STATED EXERCISE: Rewrite every line of the listing below as a numbered list, skipping blank lines and leaving out the pictures.

Element location data:
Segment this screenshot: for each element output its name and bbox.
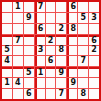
cell-r7c6-given: 9 — [56, 67, 66, 77]
cell-r6c8-given: 7 — [78, 56, 88, 66]
cell-r1c1-empty[interactable] — [2, 2, 12, 12]
cell-r9c5-empty[interactable] — [46, 89, 56, 99]
cell-r8c9-empty[interactable] — [89, 78, 99, 88]
cell-r6c4-empty[interactable] — [35, 56, 45, 66]
cell-r1c6-empty[interactable] — [56, 2, 66, 12]
cell-r4c6-empty[interactable] — [56, 35, 66, 45]
cell-r8c3-empty[interactable] — [24, 78, 34, 88]
cell-r3c7-given: 8 — [67, 24, 77, 34]
cell-r4c3-empty[interactable] — [24, 35, 34, 45]
cell-r3c9-empty[interactable] — [89, 24, 99, 34]
cell-r6c2-empty[interactable] — [13, 56, 23, 66]
cell-r4c2-given: 7 — [13, 35, 23, 45]
cell-r9c3-given: 6 — [24, 89, 34, 99]
cell-r3c8-empty[interactable] — [78, 24, 88, 34]
cell-r9c4-empty[interactable] — [35, 89, 45, 99]
cell-r9c8-given: 8 — [78, 89, 88, 99]
cell-r4c7-empty[interactable] — [67, 35, 77, 45]
cell-r2c8-given: 5 — [78, 13, 88, 23]
cell-r7c2-empty[interactable] — [13, 67, 23, 77]
cell-r5c6-given: 8 — [56, 46, 66, 56]
cell-r8c7-given: 9 — [67, 78, 77, 88]
cell-r6c3-empty[interactable] — [24, 56, 34, 66]
cell-r1c4-given: 7 — [35, 2, 45, 12]
cell-r5c1-given: 5 — [2, 46, 12, 56]
cell-r6c6-empty[interactable] — [56, 56, 66, 66]
cell-r6c7-empty[interactable] — [67, 56, 77, 66]
cell-r6c1-given: 4 — [2, 56, 12, 66]
cell-r2c1-empty[interactable] — [2, 13, 12, 23]
cell-r1c3-empty[interactable] — [24, 2, 34, 12]
cell-r9c6-given: 7 — [56, 89, 66, 99]
cell-r7c5-empty[interactable] — [46, 67, 56, 77]
cell-r1c7-given: 6 — [67, 2, 77, 12]
cell-r3c5-empty[interactable] — [46, 24, 56, 34]
cell-r8c2-given: 4 — [13, 78, 23, 88]
cell-r4c5-given: 2 — [46, 35, 56, 45]
cell-r2c7-empty[interactable] — [67, 13, 77, 23]
cell-r7c7-empty[interactable] — [67, 67, 77, 77]
cell-r1c5-empty[interactable] — [46, 2, 56, 12]
cell-r3c1-empty[interactable] — [2, 24, 12, 34]
cell-r2c4-empty[interactable] — [35, 13, 45, 23]
cell-r7c8-empty[interactable] — [78, 67, 88, 77]
cell-r7c9-empty[interactable] — [89, 67, 99, 77]
cell-r9c2-empty[interactable] — [13, 89, 23, 99]
cell-r9c1-empty[interactable] — [2, 89, 12, 99]
cell-r5c2-empty[interactable] — [13, 46, 23, 56]
cell-r3c3-empty[interactable] — [24, 24, 34, 34]
cell-r7c4-given: 1 — [35, 67, 45, 77]
cell-r4c1-empty[interactable] — [2, 35, 12, 45]
cell-r8c5-empty[interactable] — [46, 78, 56, 88]
cell-r9c9-empty[interactable] — [89, 89, 99, 99]
cell-r1c9-empty[interactable] — [89, 2, 99, 12]
cell-r2c9-given: 3 — [89, 13, 99, 23]
cell-r1c2-given: 1 — [13, 2, 23, 12]
cell-r7c3-given: 5 — [24, 67, 34, 77]
cell-r8c8-empty[interactable] — [78, 78, 88, 88]
cell-r5c9-given: 2 — [89, 46, 99, 56]
cell-r5c4-given: 3 — [35, 46, 45, 56]
cell-r4c4-empty[interactable] — [35, 35, 45, 45]
cell-r4c8-empty[interactable] — [78, 35, 88, 45]
cell-r2c2-empty[interactable] — [13, 13, 23, 23]
cell-r7c1-empty[interactable] — [2, 67, 12, 77]
cell-r2c3-given: 9 — [24, 13, 34, 23]
cell-r2c5-empty[interactable] — [46, 13, 56, 23]
cell-r5c8-empty[interactable] — [78, 46, 88, 56]
cell-r6c5-given: 6 — [46, 56, 56, 66]
cell-r1c8-empty[interactable] — [78, 2, 88, 12]
cell-r2c6-empty[interactable] — [56, 13, 66, 23]
cell-r3c2-empty[interactable] — [13, 24, 23, 34]
cell-r6c9-empty[interactable] — [89, 56, 99, 66]
cell-r5c5-empty[interactable] — [46, 46, 56, 56]
cell-r8c1-given: 1 — [2, 78, 12, 88]
cell-r3c4-given: 6 — [35, 24, 45, 34]
cell-r5c3-empty[interactable] — [24, 46, 34, 56]
sudoku-board: 1769536287265382467519149678 — [0, 0, 101, 101]
cell-r8c4-empty[interactable] — [35, 78, 45, 88]
cell-r4c9-given: 6 — [89, 35, 99, 45]
cell-r5c7-empty[interactable] — [67, 46, 77, 56]
cell-r8c6-empty[interactable] — [56, 78, 66, 88]
cell-r3c6-given: 2 — [56, 24, 66, 34]
cell-r9c7-empty[interactable] — [67, 89, 77, 99]
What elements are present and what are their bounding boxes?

PROBLEM SOLUTION:
1. Segment this screenshot: for each element output its name and bbox.
2. cell-r7c6-given: 9 — [56, 67, 66, 77]
3. cell-r6c8-given: 7 — [78, 56, 88, 66]
4. cell-r1c1-empty[interactable] — [2, 2, 12, 12]
5. cell-r9c5-empty[interactable] — [46, 89, 56, 99]
6. cell-r8c9-empty[interactable] — [89, 78, 99, 88]
7. cell-r6c4-empty[interactable] — [35, 56, 45, 66]
8. cell-r1c6-empty[interactable] — [56, 2, 66, 12]
9. cell-r4c6-empty[interactable] — [56, 35, 66, 45]
10. cell-r8c3-empty[interactable] — [24, 78, 34, 88]
11. cell-r3c7-given: 8 — [67, 24, 77, 34]
12. cell-r4c3-empty[interactable] — [24, 35, 34, 45]
13. cell-r3c9-empty[interactable] — [89, 24, 99, 34]
14. cell-r6c2-empty[interactable] — [13, 56, 23, 66]
15. cell-r4c2-given: 7 — [13, 35, 23, 45]
16. cell-r9c3-given: 6 — [24, 89, 34, 99]
17. cell-r3c8-empty[interactable] — [78, 24, 88, 34]
18. cell-r9c4-empty[interactable] — [35, 89, 45, 99]
19. cell-r9c8-given: 8 — [78, 89, 88, 99]
20. cell-r4c7-empty[interactable] — [67, 35, 77, 45]
21. cell-r2c8-given: 5 — [78, 13, 88, 23]
22. cell-r7c2-empty[interactable] — [13, 67, 23, 77]
23. cell-r5c6-given: 8 — [56, 46, 66, 56]
24. cell-r8c7-given: 9 — [67, 78, 77, 88]
25. cell-r6c3-empty[interactable] — [24, 56, 34, 66]
26. cell-r1c4-given: 7 — [35, 2, 45, 12]
27. cell-r5c1-given: 5 — [2, 46, 12, 56]
28. cell-r6c6-empty[interactable] — [56, 56, 66, 66]
29. cell-r6c7-empty[interactable] — [67, 56, 77, 66]
30. cell-r6c1-given: 4 — [2, 56, 12, 66]
31. cell-r2c1-empty[interactable] — [2, 13, 12, 23]
32. cell-r1c3-empty[interactable] — [24, 2, 34, 12]
33. cell-r9c6-given: 7 — [56, 89, 66, 99]
34. cell-r7c5-empty[interactable] — [46, 67, 56, 77]
35. cell-r1c7-given: 6 — [67, 2, 77, 12]
36. cell-r3c5-empty[interactable] — [46, 24, 56, 34]
37. cell-r8c2-given: 4 — [13, 78, 23, 88]
38. cell-r4c5-given: 2 — [46, 35, 56, 45]
39. cell-r2c7-empty[interactable] — [67, 13, 77, 23]
40. cell-r7c7-empty[interactable] — [67, 67, 77, 77]
41. cell-r1c5-empty[interactable] — [46, 2, 56, 12]
42. cell-r3c1-empty[interactable] — [2, 24, 12, 34]
43. cell-r2c4-empty[interactable] — [35, 13, 45, 23]
44. cell-r7c8-empty[interactable] — [78, 67, 88, 77]
45. cell-r7c9-empty[interactable] — [89, 67, 99, 77]
46. cell-r9c2-empty[interactable] — [13, 89, 23, 99]
47. cell-r9c1-empty[interactable] — [2, 89, 12, 99]
48. cell-r5c2-empty[interactable] — [13, 46, 23, 56]
49. cell-r3c3-empty[interactable] — [24, 24, 34, 34]
50. cell-r7c4-given: 1 — [35, 67, 45, 77]
51. cell-r4c1-empty[interactable] — [2, 35, 12, 45]
52. cell-r8c5-empty[interactable] — [46, 78, 56, 88]
53. cell-r9c9-empty[interactable] — [89, 89, 99, 99]
54. cell-r1c9-empty[interactable] — [89, 2, 99, 12]
55. cell-r2c9-given: 3 — [89, 13, 99, 23]
56. cell-r1c2-given: 1 — [13, 2, 23, 12]
57. cell-r7c3-given: 5 — [24, 67, 34, 77]
58. cell-r8c8-empty[interactable] — [78, 78, 88, 88]
59. cell-r5c9-given: 2 — [89, 46, 99, 56]
60. cell-r5c4-given: 3 — [35, 46, 45, 56]
61. cell-r4c4-empty[interactable] — [35, 35, 45, 45]
62. cell-r4c8-empty[interactable] — [78, 35, 88, 45]
63. cell-r2c2-empty[interactable] — [13, 13, 23, 23]
64. cell-r7c1-empty[interactable] — [2, 67, 12, 77]
65. cell-r2c3-given: 9 — [24, 13, 34, 23]
66. cell-r2c5-empty[interactable] — [46, 13, 56, 23]
67. cell-r5c8-empty[interactable] — [78, 46, 88, 56]
68. cell-r6c5-given: 6 — [46, 56, 56, 66]
69. cell-r1c8-empty[interactable] — [78, 2, 88, 12]
70. cell-r2c6-empty[interactable] — [56, 13, 66, 23]
71. cell-r3c2-empty[interactable] — [13, 24, 23, 34]
72. cell-r6c9-empty[interactable] — [89, 56, 99, 66]
73. cell-r5c5-empty[interactable] — [46, 46, 56, 56]
74. cell-r8c1-given: 1 — [2, 78, 12, 88]
75. cell-r3c4-given: 6 — [35, 24, 45, 34]
76. cell-r5c3-empty[interactable] — [24, 46, 34, 56]
77. sudoku-board: 1769536287265382467519149678 — [0, 0, 101, 101]
78. cell-r8c4-empty[interactable] — [35, 78, 45, 88]
79. cell-r4c9-given: 6 — [89, 35, 99, 45]
80. cell-r5c7-empty[interactable] — [67, 46, 77, 56]
81. cell-r8c6-empty[interactable] — [56, 78, 66, 88]
82. cell-r3c6-given: 2 — [56, 24, 66, 34]
83. cell-r9c7-empty[interactable] — [67, 89, 77, 99]
84. What elements are present and what are their bounding boxes?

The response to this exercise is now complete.